§ **Goal of the exercise**
Set down every entry again word for word, please, but skip the pictures.

§ **Given data**
>>>>>

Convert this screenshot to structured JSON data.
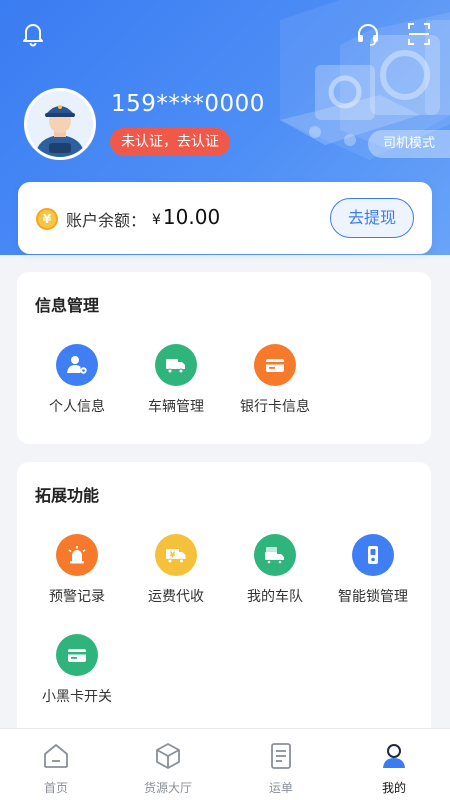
{
  "header": {
    "phone": "159****0000",
    "verify_label": "未认证，去认证",
    "mode_label": "司机模式",
    "icons": [
      "bell-icon",
      "headset-icon",
      "scan-icon"
    ]
  },
  "balance": {
    "label": "账户余额：",
    "currency": "¥",
    "amount": "10.00",
    "withdraw_label": "去提现"
  },
  "info_section": {
    "title": "信息管理",
    "items": [
      {
        "label": "个人信息",
        "icon": "person-settings-icon",
        "color": "#3f7ff3"
      },
      {
        "label": "车辆管理",
        "icon": "truck-icon",
        "color": "#2fb57c"
      },
      {
        "label": "银行卡信息",
        "icon": "bank-card-icon",
        "color": "#f77a2c"
      }
    ]
  },
  "ext_section": {
    "title": "拓展功能",
    "items": [
      {
        "label": "预警记录",
        "icon": "alarm-light-icon",
        "color": "#f77a2c"
      },
      {
        "label": "运费代收",
        "icon": "yen-truck-icon",
        "color": "#f6c13a"
      },
      {
        "label": "我的车队",
        "icon": "fleet-icon",
        "color": "#2fb57c"
      },
      {
        "label": "智能锁管理",
        "icon": "smart-lock-icon",
        "color": "#3f7ff3"
      },
      {
        "label": "小黑卡开关",
        "icon": "card-icon",
        "color": "#2fb57c"
      }
    ]
  },
  "tabbar": {
    "items": [
      {
        "label": "首页",
        "icon": "home-icon"
      },
      {
        "label": "货源大厅",
        "icon": "cargo-box-icon"
      },
      {
        "label": "运单",
        "icon": "waybill-icon"
      },
      {
        "label": "我的",
        "icon": "profile-icon",
        "active": true
      }
    ]
  },
  "colors": {
    "brand_blue": "#3a7cf2",
    "verify_red": "#f0594a",
    "page_bg": "#f2f4f8"
  }
}
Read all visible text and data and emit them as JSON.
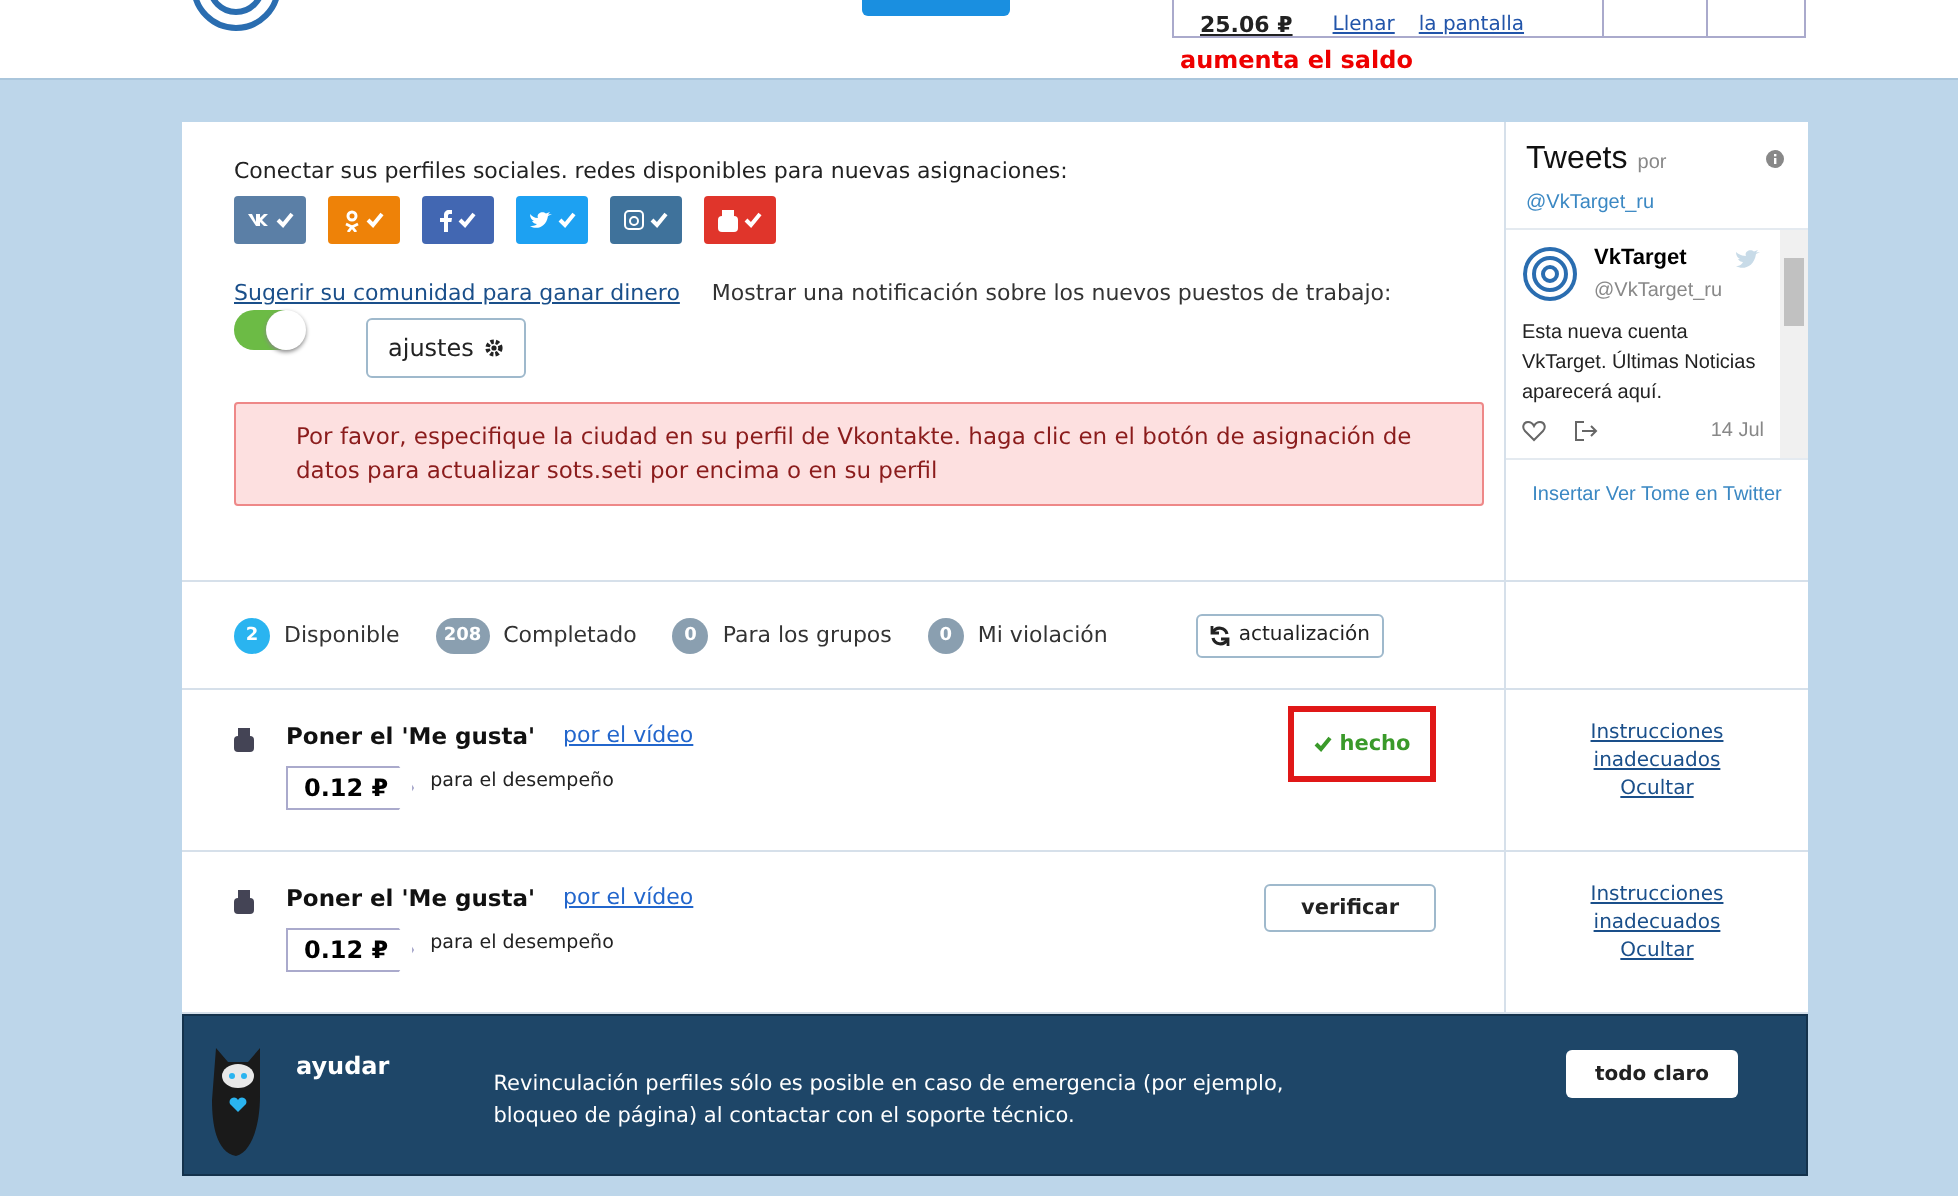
{
  "header": {
    "balance": "25.06 ₽",
    "links": [
      "Llenar",
      "la pantalla"
    ],
    "hint": "aumenta el saldo"
  },
  "social": {
    "title": "Conectar sus perfiles sociales. redes disponibles para nuevas asignaciones:",
    "networks": [
      {
        "kind": "vk",
        "color": "#5b7fa6",
        "connected": true
      },
      {
        "kind": "ok",
        "color": "#ee8208",
        "connected": true
      },
      {
        "kind": "fb",
        "color": "#4267b2",
        "connected": true
      },
      {
        "kind": "tw",
        "color": "#1da1f2",
        "connected": true
      },
      {
        "kind": "ig",
        "color": "#3f729b",
        "connected": true
      },
      {
        "kind": "yt",
        "color": "#e0352b",
        "connected": true
      }
    ]
  },
  "suggest_link": "Sugerir su comunidad para ganar dinero",
  "notify_label": "Mostrar una notificación sobre los nuevos puestos de trabajo:",
  "notify_toggle": {
    "on": true
  },
  "settings_button": "ajustes",
  "alert": "Por favor, especifique la ciudad en su perfil de Vkontakte. haga clic en el botón de asignación de datos para actualizar sots.seti por encima o en su perfil",
  "tweets": {
    "title": "Tweets",
    "by": "por",
    "handle": "@VkTarget_ru",
    "tweet": {
      "name": "VkTarget",
      "handle": "@VkTarget_ru",
      "text": "Esta nueva cuenta VkTarget. Últimas Noticias aparecerá aquí.",
      "date": "14 Jul"
    },
    "embed_link": "Insertar Ver Tome en Twitter"
  },
  "tabs": [
    {
      "count": "2",
      "label": "Disponible",
      "selected": true
    },
    {
      "count": "208",
      "label": "Completado",
      "selected": false
    },
    {
      "count": "0",
      "label": "Para los grupos",
      "selected": false
    },
    {
      "count": "0",
      "label": "Mi violación",
      "selected": false
    }
  ],
  "refresh_button": "actualización",
  "tasks": [
    {
      "title": "Poner el 'Me gusta'",
      "link": "por el vídeo",
      "price": "0.12 ₽",
      "price_note": "para el desempeño",
      "action": {
        "kind": "done",
        "label": "hecho",
        "highlighted": true
      },
      "side_links": [
        "Instrucciones",
        "inadecuados",
        "Ocultar"
      ]
    },
    {
      "title": "Poner el 'Me gusta'",
      "link": "por el vídeo",
      "price": "0.12 ₽",
      "price_note": "para el desempeño",
      "action": {
        "kind": "verify",
        "label": "verificar",
        "highlighted": false
      },
      "side_links": [
        "Instrucciones",
        "inadecuados",
        "Ocultar"
      ]
    }
  ],
  "help": {
    "title": "ayudar",
    "text": "Revinculación perfiles sólo es posible en caso de emergencia (por ejemplo, bloqueo de página) al contactar con el soporte técnico.",
    "button": "todo claro"
  }
}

<<<<<

§ **Full solution**
Convert this screenshot to structured JSON data.
{
  "header": {
    "phone": "159****0000",
    "verify_label": "未认证，去认证",
    "mode_label": "司机模式",
    "icons": [
      "bell-icon",
      "headset-icon",
      "scan-icon"
    ]
  },
  "balance": {
    "label": "账户余额：",
    "currency": "¥",
    "amount": "10.00",
    "withdraw_label": "去提现"
  },
  "info_section": {
    "title": "信息管理",
    "items": [
      {
        "label": "个人信息",
        "icon": "person-settings-icon",
        "color": "#3f7ff3"
      },
      {
        "label": "车辆管理",
        "icon": "truck-icon",
        "color": "#2fb57c"
      },
      {
        "label": "银行卡信息",
        "icon": "bank-card-icon",
        "color": "#f77a2c"
      }
    ]
  },
  "ext_section": {
    "title": "拓展功能",
    "items": [
      {
        "label": "预警记录",
        "icon": "alarm-light-icon",
        "color": "#f77a2c"
      },
      {
        "label": "运费代收",
        "icon": "yen-truck-icon",
        "color": "#f6c13a"
      },
      {
        "label": "我的车队",
        "icon": "fleet-icon",
        "color": "#2fb57c"
      },
      {
        "label": "智能锁管理",
        "icon": "smart-lock-icon",
        "color": "#3f7ff3"
      },
      {
        "label": "小黑卡开关",
        "icon": "card-icon",
        "color": "#2fb57c"
      }
    ]
  },
  "tabbar": {
    "items": [
      {
        "label": "首页",
        "icon": "home-icon"
      },
      {
        "label": "货源大厅",
        "icon": "cargo-box-icon"
      },
      {
        "label": "运单",
        "icon": "waybill-icon"
      },
      {
        "label": "我的",
        "icon": "profile-icon",
        "active": true
      }
    ]
  },
  "colors": {
    "brand_blue": "#3a7cf2",
    "verify_red": "#f0594a",
    "page_bg": "#f2f4f8"
  }
}
Read all visible text and data and emit them as JSON.
{
  "header": {
    "balance": "25.06 ₽",
    "links": [
      "Llenar",
      "la pantalla"
    ],
    "hint": "aumenta el saldo"
  },
  "social": {
    "title": "Conectar sus perfiles sociales. redes disponibles para nuevas asignaciones:",
    "networks": [
      {
        "kind": "vk",
        "color": "#5b7fa6",
        "connected": true
      },
      {
        "kind": "ok",
        "color": "#ee8208",
        "connected": true
      },
      {
        "kind": "fb",
        "color": "#4267b2",
        "connected": true
      },
      {
        "kind": "tw",
        "color": "#1da1f2",
        "connected": true
      },
      {
        "kind": "ig",
        "color": "#3f729b",
        "connected": true
      },
      {
        "kind": "yt",
        "color": "#e0352b",
        "connected": true
      }
    ]
  },
  "suggest_link": "Sugerir su comunidad para ganar dinero",
  "notify_label": "Mostrar una notificación sobre los nuevos puestos de trabajo:",
  "notify_toggle": {
    "on": true
  },
  "settings_button": "ajustes",
  "alert": "Por favor, especifique la ciudad en su perfil de Vkontakte. haga clic en el botón de asignación de datos para actualizar sots.seti por encima o en su perfil",
  "tweets": {
    "title": "Tweets",
    "by": "por",
    "handle": "@VkTarget_ru",
    "tweet": {
      "name": "VkTarget",
      "handle": "@VkTarget_ru",
      "text": "Esta nueva cuenta VkTarget. Últimas Noticias aparecerá aquí.",
      "date": "14 Jul"
    },
    "embed_link": "Insertar Ver Tome en Twitter"
  },
  "tabs": [
    {
      "count": "2",
      "label": "Disponible",
      "selected": true
    },
    {
      "count": "208",
      "label": "Completado",
      "selected": false
    },
    {
      "count": "0",
      "label": "Para los grupos",
      "selected": false
    },
    {
      "count": "0",
      "label": "Mi violación",
      "selected": false
    }
  ],
  "refresh_button": "actualización",
  "tasks": [
    {
      "title": "Poner el 'Me gusta'",
      "link": "por el vídeo",
      "price": "0.12 ₽",
      "price_note": "para el desempeño",
      "action": {
        "kind": "done",
        "label": "hecho",
        "highlighted": true
      },
      "side_links": [
        "Instrucciones",
        "inadecuados",
        "Ocultar"
      ]
    },
    {
      "title": "Poner el 'Me gusta'",
      "link": "por el vídeo",
      "price": "0.12 ₽",
      "price_note": "para el desempeño",
      "action": {
        "kind": "verify",
        "label": "verificar",
        "highlighted": false
      },
      "side_links": [
        "Instrucciones",
        "inadecuados",
        "Ocultar"
      ]
    }
  ],
  "help": {
    "title": "ayudar",
    "text": "Revinculación perfiles sólo es posible en caso de emergencia (por ejemplo, bloqueo de página) al contactar con el soporte técnico.",
    "button": "todo claro"
  }
}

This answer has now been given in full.